◆ WORK TO DO:
Convert every line of the items below into a Markdown table with a "Row" column holding a running number and a "Line" column holding the line itself. Omit blank lines and leave the pictures out of the table.

[start]

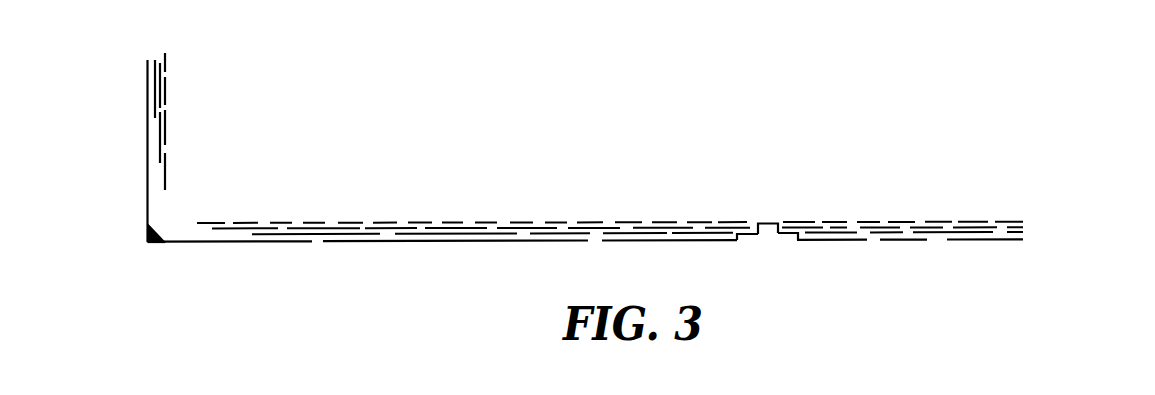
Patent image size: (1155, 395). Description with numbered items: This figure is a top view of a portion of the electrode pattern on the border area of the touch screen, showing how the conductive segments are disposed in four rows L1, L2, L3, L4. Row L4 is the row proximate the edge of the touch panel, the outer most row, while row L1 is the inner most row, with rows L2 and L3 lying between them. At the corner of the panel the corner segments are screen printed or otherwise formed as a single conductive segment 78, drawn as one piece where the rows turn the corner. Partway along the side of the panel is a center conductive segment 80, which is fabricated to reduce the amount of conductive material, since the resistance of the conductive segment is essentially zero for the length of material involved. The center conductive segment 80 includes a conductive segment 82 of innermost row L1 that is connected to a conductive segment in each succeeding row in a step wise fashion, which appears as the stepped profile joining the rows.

The single conductive segment 78 is at (159, 233).
The center conductive segment 80 is at (762, 198).
The conductive segment of innermost row 82 is at (772, 222).
The inner most row L1 is at (1023, 222).
The row of conductive segments L2 is at (1023, 227).
The row of conductive segments L3 is at (1025, 230).
The outer most row L4 is at (1023, 239).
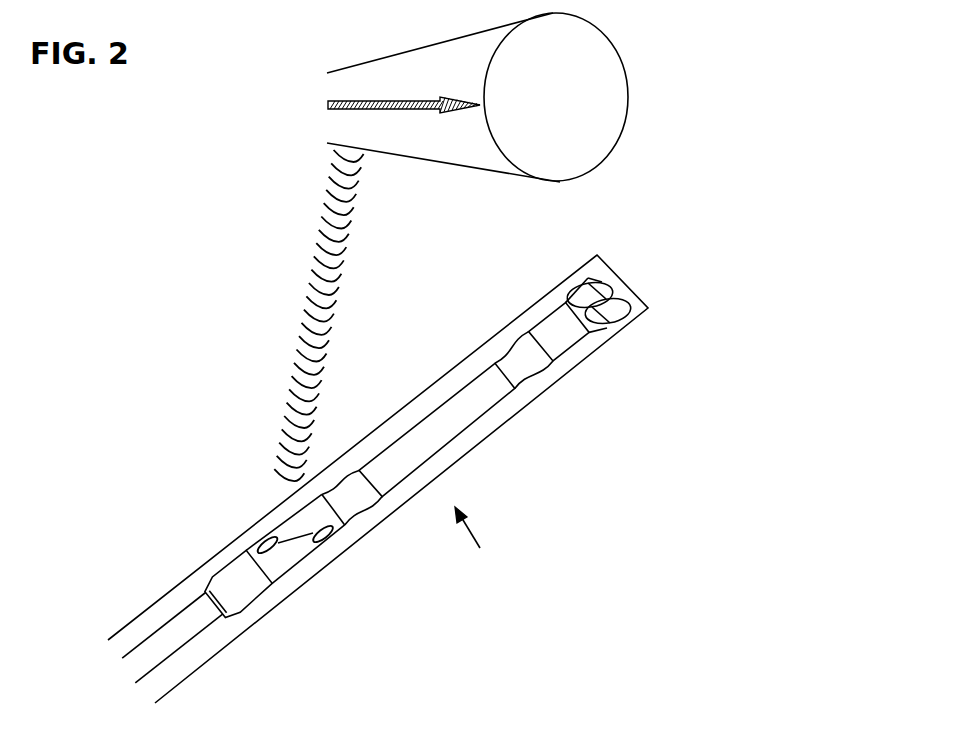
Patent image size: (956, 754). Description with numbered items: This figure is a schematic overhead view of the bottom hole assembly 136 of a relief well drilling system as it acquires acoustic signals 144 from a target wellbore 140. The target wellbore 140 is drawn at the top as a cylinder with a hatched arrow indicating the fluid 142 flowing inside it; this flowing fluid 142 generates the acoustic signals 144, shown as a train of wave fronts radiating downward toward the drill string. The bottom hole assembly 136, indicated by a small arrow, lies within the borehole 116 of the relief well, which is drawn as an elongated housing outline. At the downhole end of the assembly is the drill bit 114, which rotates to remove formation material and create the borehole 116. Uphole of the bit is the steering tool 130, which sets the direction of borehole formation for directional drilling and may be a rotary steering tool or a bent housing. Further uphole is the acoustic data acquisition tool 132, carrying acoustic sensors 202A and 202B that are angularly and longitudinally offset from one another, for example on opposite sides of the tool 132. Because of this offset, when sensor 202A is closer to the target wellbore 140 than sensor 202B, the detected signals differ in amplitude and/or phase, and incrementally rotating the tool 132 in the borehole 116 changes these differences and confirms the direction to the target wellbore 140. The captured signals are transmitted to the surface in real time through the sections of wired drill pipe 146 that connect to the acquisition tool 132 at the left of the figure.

The drill bit 114 is at (608, 312).
The borehole 116 is at (502, 333).
The steering tool 130 is at (465, 428).
The acoustic data acquisition tool 132 is at (285, 573).
The bottom hole assembly 136 is at (487, 536).
The target wellbore 140 is at (412, 50).
The fluid 142 is at (410, 110).
The acoustic signals 144 is at (312, 262).
The wired drill pipe 146 is at (167, 630).
The acoustic sensor 202A is at (267, 542).
The acoustic sensor 202B is at (325, 535).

[end]

◆ RESULT OF THE TASK:
| Row | Line |
|---|---|
| 1 | Patent image size: (1155, 395). Description with numbered items: This figure is a top view of a portion of the electrode pattern on the border area of the touch screen, showing how the conductive segments are disposed in four rows L1, L2, L3, L4. Row L4 is the row proximate the edge of the touch panel, the outer most row, while row L1 is the inner most row, with rows L2 and L3 lying between them. At the corner of the panel the corner segments are screen printed or otherwise formed as a single conductive segment 78, drawn as one piece where the rows turn the corner. Partway along the side of the panel is a center conductive segment 80, which is fabricated to reduce the amount of conductive material, since the resistance of the conductive segment is essentially zero for the length of material involved. The center conductive segment 80 includes a conductive segment 82 of innermost row L1 that is connected to a conductive segment in each succeeding row in a step wise fashion, which appears as the stepped profile joining the rows. |
| 2 | The single conductive segment 78 is at (159, 233). |
| 3 | The center conductive segment 80 is at (762, 198). |
| 4 | The conductive segment of innermost row 82 is at (772, 222). |
| 5 | The inner most row L1 is at (1023, 222). |
| 6 | The row of conductive segments L2 is at (1023, 227). |
| 7 | The row of conductive segments L3 is at (1025, 230). |
| 8 | The outer most row L4 is at (1023, 239). |
| 9 | Patent image size: (956, 754). Description with numbered items: This figure is a schematic overhead view of the bottom hole assembly 136 of a relief well drilling system as it acquires acoustic signals 144 from a target wellbore 140. The target wellbore 140 is drawn at the top as a cylinder with a hatched arrow indicating the fluid 142 flowing inside it; this flowing fluid 142 generates the acoustic signals 144, shown as a train of wave fronts radiating downward toward the drill string. The bottom hole assembly 136, indicated by a small arrow, lies within the borehole 116 of the relief well, which is drawn as an elongated housing outline. At the downhole end of the assembly is the drill bit 114, which rotates to remove formation material and create the borehole 116. Uphole of the bit is the steering tool 130, which sets the direction of borehole formation for directional drilling and may be a rotary steering tool or a bent housing. Further uphole is the acoustic data acquisition tool 132, carrying acoustic sensors 202A and 202B that are angularly and longitudinally offset from one another, for example on opposite sides of the tool 132. Because of this offset, when sensor 202A is closer to the target wellbore 140 than sensor 202B, the detected signals differ in amplitude and/or phase, and incrementally rotating the tool 132 in the borehole 116 changes these differences and confirms the direction to the target wellbore 140. The captured signals are transmitted to the surface in real time through the sections of wired drill pipe 146 that connect to the acquisition tool 132 at the left of the figure. |
| 10 | The drill bit 114 is at (608, 312). |
| 11 | The borehole 116 is at (502, 333). |
| 12 | The steering tool 130 is at (465, 428). |
| 13 | The acoustic data acquisition tool 132 is at (285, 573). |
| 14 | The bottom hole assembly 136 is at (487, 536). |
| 15 | The target wellbore 140 is at (412, 50). |
| 16 | The fluid 142 is at (410, 110). |
| 17 | The acoustic signals 144 is at (312, 262). |
| 18 | The wired drill pipe 146 is at (167, 630). |
| 19 | The acoustic sensor 202A is at (267, 542). |
| 20 | The acoustic sensor 202B is at (325, 535). |